__Stated goal__: Set down the material once more, exactly as it appears.

(Data records)

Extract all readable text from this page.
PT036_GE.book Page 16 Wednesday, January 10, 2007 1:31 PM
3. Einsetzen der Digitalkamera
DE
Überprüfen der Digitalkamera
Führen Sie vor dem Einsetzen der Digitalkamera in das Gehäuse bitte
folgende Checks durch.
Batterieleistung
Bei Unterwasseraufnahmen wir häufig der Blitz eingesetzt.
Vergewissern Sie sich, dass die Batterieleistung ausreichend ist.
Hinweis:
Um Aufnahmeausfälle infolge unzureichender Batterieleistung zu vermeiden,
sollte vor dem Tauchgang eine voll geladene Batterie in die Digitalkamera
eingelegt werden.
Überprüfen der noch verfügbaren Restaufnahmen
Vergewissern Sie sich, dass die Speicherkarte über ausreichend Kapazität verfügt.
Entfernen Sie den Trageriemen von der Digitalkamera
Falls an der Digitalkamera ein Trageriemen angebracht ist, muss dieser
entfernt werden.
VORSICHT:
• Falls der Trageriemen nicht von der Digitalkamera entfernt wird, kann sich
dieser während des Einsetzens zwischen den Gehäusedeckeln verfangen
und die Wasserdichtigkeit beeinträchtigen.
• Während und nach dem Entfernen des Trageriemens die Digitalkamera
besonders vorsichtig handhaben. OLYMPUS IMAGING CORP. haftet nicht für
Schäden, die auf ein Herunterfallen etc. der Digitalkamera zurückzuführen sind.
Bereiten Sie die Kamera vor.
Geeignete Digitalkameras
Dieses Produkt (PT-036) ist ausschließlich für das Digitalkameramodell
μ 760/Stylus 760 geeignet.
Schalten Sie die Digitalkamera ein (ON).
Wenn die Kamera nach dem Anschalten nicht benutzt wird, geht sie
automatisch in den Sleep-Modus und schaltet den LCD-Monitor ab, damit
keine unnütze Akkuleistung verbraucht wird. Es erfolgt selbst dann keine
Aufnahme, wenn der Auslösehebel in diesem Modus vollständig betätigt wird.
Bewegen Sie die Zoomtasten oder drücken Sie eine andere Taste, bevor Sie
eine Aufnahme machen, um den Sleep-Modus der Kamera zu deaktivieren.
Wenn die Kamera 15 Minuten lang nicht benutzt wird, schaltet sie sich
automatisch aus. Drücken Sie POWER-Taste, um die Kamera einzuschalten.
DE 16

__Full answer__:
Extract all readable text from this page.
PT036_GE.book Page 16 Wednesday, January 10, 2007 1:31 PM
3. Einsetzen der Digitalkamera
DE
Überprüfen der Digitalkamera
Führen Sie vor dem Einsetzen der Digitalkamera in das Gehäuse bitte
folgende Checks durch.
Batterieleistung
Bei Unterwasseraufnahmen wir häufig der Blitz eingesetzt.
Vergewissern Sie sich, dass die Batterieleistung ausreichend ist.
Hinweis:
Um Aufnahmeausfälle infolge unzureichender Batterieleistung zu vermeiden,
sollte vor dem Tauchgang eine voll geladene Batterie in die Digitalkamera
eingelegt werden.
Überprüfen der noch verfügbaren Restaufnahmen
Vergewissern Sie sich, dass die Speicherkarte über ausreichend Kapazität verfügt.
Entfernen Sie den Trageriemen von der Digitalkamera
Falls an der Digitalkamera ein Trageriemen angebracht ist, muss dieser
entfernt werden.
VORSICHT:
• Falls der Trageriemen nicht von der Digitalkamera entfernt wird, kann sich
dieser während des Einsetzens zwischen den Gehäusedeckeln verfangen
und die Wasserdichtigkeit beeinträchtigen.
• Während und nach dem Entfernen des Trageriemens die Digitalkamera
besonders vorsichtig handhaben. OLYMPUS IMAGING CORP. haftet nicht für
Schäden, die auf ein Herunterfallen etc. der Digitalkamera zurückzuführen sind.
Bereiten Sie die Kamera vor.
Geeignete Digitalkameras
Dieses Produkt (PT-036) ist ausschließlich für das Digitalkameramodell
μ 760/Stylus 760 geeignet.
Schalten Sie die Digitalkamera ein (ON).
Wenn die Kamera nach dem Anschalten nicht benutzt wird, geht sie
automatisch in den Sleep-Modus und schaltet den LCD-Monitor ab, damit
keine unnütze Akkuleistung verbraucht wird. Es erfolgt selbst dann keine
Aufnahme, wenn der Auslösehebel in diesem Modus vollständig betätigt wird.
Bewegen Sie die Zoomtasten oder drücken Sie eine andere Taste, bevor Sie
eine Aufnahme machen, um den Sleep-Modus der Kamera zu deaktivieren.
Wenn die Kamera 15 Minuten lang nicht benutzt wird, schaltet sie sich
automatisch aus. Drücken Sie POWER-Taste, um die Kamera einzuschalten.
DE 16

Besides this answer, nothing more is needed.